* EXERCISE INSTRUCTIONS
Give back all the data exactly, line by line.

* SUPPLIED MATERIAL
==========

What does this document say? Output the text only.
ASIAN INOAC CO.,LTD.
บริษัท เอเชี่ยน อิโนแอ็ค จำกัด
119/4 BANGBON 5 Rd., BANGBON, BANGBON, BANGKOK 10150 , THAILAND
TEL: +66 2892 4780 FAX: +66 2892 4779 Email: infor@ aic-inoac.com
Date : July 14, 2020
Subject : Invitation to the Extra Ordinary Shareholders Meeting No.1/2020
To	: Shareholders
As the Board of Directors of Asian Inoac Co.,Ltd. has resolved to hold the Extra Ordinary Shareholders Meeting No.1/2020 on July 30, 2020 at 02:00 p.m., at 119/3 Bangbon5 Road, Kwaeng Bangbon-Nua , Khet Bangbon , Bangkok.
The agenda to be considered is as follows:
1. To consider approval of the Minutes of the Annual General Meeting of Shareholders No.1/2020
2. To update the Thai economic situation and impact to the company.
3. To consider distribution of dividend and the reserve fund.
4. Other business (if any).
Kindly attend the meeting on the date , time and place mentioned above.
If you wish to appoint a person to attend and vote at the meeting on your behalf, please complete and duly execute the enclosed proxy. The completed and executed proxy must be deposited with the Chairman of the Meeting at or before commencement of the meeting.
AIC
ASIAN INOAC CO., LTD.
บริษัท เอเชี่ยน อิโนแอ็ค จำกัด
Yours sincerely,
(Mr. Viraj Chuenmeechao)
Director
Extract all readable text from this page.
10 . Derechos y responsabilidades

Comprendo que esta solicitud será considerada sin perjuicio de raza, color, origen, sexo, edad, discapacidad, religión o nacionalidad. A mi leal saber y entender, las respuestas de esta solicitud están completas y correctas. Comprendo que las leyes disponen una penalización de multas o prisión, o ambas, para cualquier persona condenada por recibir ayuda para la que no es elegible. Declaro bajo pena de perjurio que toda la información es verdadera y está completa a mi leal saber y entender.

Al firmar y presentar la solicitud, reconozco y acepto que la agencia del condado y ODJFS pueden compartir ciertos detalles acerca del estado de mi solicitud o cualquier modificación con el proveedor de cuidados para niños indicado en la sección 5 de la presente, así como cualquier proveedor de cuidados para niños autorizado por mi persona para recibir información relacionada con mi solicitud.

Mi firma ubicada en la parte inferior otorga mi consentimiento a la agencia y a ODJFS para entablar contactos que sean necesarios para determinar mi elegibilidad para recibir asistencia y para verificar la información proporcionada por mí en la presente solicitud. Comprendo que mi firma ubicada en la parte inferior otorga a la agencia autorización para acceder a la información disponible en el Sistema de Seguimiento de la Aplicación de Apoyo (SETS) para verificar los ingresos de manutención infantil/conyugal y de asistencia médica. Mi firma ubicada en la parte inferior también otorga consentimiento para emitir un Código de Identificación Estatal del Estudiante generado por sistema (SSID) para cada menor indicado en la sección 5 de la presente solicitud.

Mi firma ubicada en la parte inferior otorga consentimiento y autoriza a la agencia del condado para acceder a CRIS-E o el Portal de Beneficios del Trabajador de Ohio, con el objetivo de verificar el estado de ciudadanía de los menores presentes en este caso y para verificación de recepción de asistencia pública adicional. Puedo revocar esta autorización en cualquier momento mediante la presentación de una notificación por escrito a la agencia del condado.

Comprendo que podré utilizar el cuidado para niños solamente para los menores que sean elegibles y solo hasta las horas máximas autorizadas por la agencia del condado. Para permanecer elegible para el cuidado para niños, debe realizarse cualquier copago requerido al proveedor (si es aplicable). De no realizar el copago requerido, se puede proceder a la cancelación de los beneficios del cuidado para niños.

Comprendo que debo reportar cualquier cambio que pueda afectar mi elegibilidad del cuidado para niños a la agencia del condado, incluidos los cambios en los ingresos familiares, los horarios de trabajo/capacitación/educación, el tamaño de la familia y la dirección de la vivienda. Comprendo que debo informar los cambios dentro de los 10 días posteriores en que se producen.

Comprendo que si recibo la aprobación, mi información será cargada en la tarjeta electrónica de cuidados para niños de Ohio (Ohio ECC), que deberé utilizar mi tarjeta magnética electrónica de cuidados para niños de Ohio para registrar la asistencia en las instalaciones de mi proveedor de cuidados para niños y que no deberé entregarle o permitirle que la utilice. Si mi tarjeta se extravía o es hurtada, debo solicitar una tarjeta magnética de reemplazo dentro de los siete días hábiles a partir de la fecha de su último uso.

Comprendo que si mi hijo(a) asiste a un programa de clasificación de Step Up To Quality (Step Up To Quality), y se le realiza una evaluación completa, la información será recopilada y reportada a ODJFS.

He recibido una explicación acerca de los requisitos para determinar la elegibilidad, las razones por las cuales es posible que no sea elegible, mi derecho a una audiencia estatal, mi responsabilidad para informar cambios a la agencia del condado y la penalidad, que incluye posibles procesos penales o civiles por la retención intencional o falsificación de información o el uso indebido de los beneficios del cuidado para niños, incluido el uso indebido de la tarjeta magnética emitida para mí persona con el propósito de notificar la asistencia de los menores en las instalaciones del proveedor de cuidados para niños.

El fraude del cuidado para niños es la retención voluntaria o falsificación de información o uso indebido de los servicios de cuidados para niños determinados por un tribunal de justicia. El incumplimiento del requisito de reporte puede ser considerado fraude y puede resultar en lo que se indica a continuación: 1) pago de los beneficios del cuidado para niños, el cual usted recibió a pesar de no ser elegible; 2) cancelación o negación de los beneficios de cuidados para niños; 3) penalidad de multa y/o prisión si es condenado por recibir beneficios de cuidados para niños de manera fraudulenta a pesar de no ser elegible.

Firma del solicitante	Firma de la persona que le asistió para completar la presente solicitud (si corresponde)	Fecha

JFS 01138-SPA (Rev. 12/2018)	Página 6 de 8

==========

* TASK OUTPUT
What does this document say? Output the text only.
ASIAN INOAC CO.,LTD.
บริษัท เอเชี่ยน อิโนแอ็ค จำกัด
119/4 BANGBON 5 Rd., BANGBON, BANGBON, BANGKOK 10150 , THAILAND
TEL: +66 2892 4780 FAX: +66 2892 4779 Email: infor@ aic-inoac.com
Date : July 14, 2020
Subject : Invitation to the Extra Ordinary Shareholders Meeting No.1/2020
To	: Shareholders
As the Board of Directors of Asian Inoac Co.,Ltd. has resolved to hold the Extra Ordinary Shareholders Meeting No.1/2020 on July 30, 2020 at 02:00 p.m., at 119/3 Bangbon5 Road, Kwaeng Bangbon-Nua , Khet Bangbon , Bangkok.
The agenda to be considered is as follows:
1. To consider approval of the Minutes of the Annual General Meeting of Shareholders No.1/2020
2. To update the Thai economic situation and impact to the company.
3. To consider distribution of dividend and the reserve fund.
4. Other business (if any).
Kindly attend the meeting on the date , time and place mentioned above.
If you wish to appoint a person to attend and vote at the meeting on your behalf, please complete and duly execute the enclosed proxy. The completed and executed proxy must be deposited with the Chairman of the Meeting at or before commencement of the meeting.
AIC
ASIAN INOAC CO., LTD.
บริษัท เอเชี่ยน อิโนแอ็ค จำกัด
Yours sincerely,
(Mr. Viraj Chuenmeechao)
Director
Extract all readable text from this page.
10 . Derechos y responsabilidades

Comprendo que esta solicitud será considerada sin perjuicio de raza, color, origen, sexo, edad, discapacidad, religión o nacionalidad. A mi leal saber y entender, las respuestas de esta solicitud están completas y correctas. Comprendo que las leyes disponen una penalización de multas o prisión, o ambas, para cualquier persona condenada por recibir ayuda para la que no es elegible. Declaro bajo pena de perjurio que toda la información es verdadera y está completa a mi leal saber y entender.

Al firmar y presentar la solicitud, reconozco y acepto que la agencia del condado y ODJFS pueden compartir ciertos detalles acerca del estado de mi solicitud o cualquier modificación con el proveedor de cuidados para niños indicado en la sección 5 de la presente, así como cualquier proveedor de cuidados para niños autorizado por mi persona para recibir información relacionada con mi solicitud.

Mi firma ubicada en la parte inferior otorga mi consentimiento a la agencia y a ODJFS para entablar contactos que sean necesarios para determinar mi elegibilidad para recibir asistencia y para verificar la información proporcionada por mí en la presente solicitud. Comprendo que mi firma ubicada en la parte inferior otorga a la agencia autorización para acceder a la información disponible en el Sistema de Seguimiento de la Aplicación de Apoyo (SETS) para verificar los ingresos de manutención infantil/conyugal y de asistencia médica. Mi firma ubicada en la parte inferior también otorga consentimiento para emitir un Código de Identificación Estatal del Estudiante generado por sistema (SSID) para cada menor indicado en la sección 5 de la presente solicitud.

Mi firma ubicada en la parte inferior otorga consentimiento y autoriza a la agencia del condado para acceder a CRIS-E o el Portal de Beneficios del Trabajador de Ohio, con el objetivo de verificar el estado de ciudadanía de los menores presentes en este caso y para verificación de recepción de asistencia pública adicional. Puedo revocar esta autorización en cualquier momento mediante la presentación de una notificación por escrito a la agencia del condado.

Comprendo que podré utilizar el cuidado para niños solamente para los menores que sean elegibles y solo hasta las horas máximas autorizadas por la agencia del condado. Para permanecer elegible para el cuidado para niños, debe realizarse cualquier copago requerido al proveedor (si es aplicable). De no realizar el copago requerido, se puede proceder a la cancelación de los beneficios del cuidado para niños.

Comprendo que debo reportar cualquier cambio que pueda afectar mi elegibilidad del cuidado para niños a la agencia del condado, incluidos los cambios en los ingresos familiares, los horarios de trabajo/capacitación/educación, el tamaño de la familia y la dirección de la vivienda. Comprendo que debo informar los cambios dentro de los 10 días posteriores en que se producen.

Comprendo que si recibo la aprobación, mi información será cargada en la tarjeta electrónica de cuidados para niños de Ohio (Ohio ECC), que deberé utilizar mi tarjeta magnética electrónica de cuidados para niños de Ohio para registrar la asistencia en las instalaciones de mi proveedor de cuidados para niños y que no deberé entregarle o permitirle que la utilice. Si mi tarjeta se extravía o es hurtada, debo solicitar una tarjeta magnética de reemplazo dentro de los siete días hábiles a partir de la fecha de su último uso.

Comprendo que si mi hijo(a) asiste a un programa de clasificación de Step Up To Quality (Step Up To Quality), y se le realiza una evaluación completa, la información será recopilada y reportada a ODJFS.

He recibido una explicación acerca de los requisitos para determinar la elegibilidad, las razones por las cuales es posible que no sea elegible, mi derecho a una audiencia estatal, mi responsabilidad para informar cambios a la agencia del condado y la penalidad, que incluye posibles procesos penales o civiles por la retención intencional o falsificación de información o el uso indebido de los beneficios del cuidado para niños, incluido el uso indebido de la tarjeta magnética emitida para mí persona con el propósito de notificar la asistencia de los menores en las instalaciones del proveedor de cuidados para niños.

El fraude del cuidado para niños es la retención voluntaria o falsificación de información o uso indebido de los servicios de cuidados para niños determinados por un tribunal de justicia. El incumplimiento del requisito de reporte puede ser considerado fraude y puede resultar en lo que se indica a continuación: 1) pago de los beneficios del cuidado para niños, el cual usted recibió a pesar de no ser elegible; 2) cancelación o negación de los beneficios de cuidados para niños; 3) penalidad de multa y/o prisión si es condenado por recibir beneficios de cuidados para niños de manera fraudulenta a pesar de no ser elegible.

Firma del solicitante	Firma de la persona que le asistió para completar la presente solicitud (si corresponde)	Fecha

JFS 01138-SPA (Rev. 12/2018)	Página 6 de 8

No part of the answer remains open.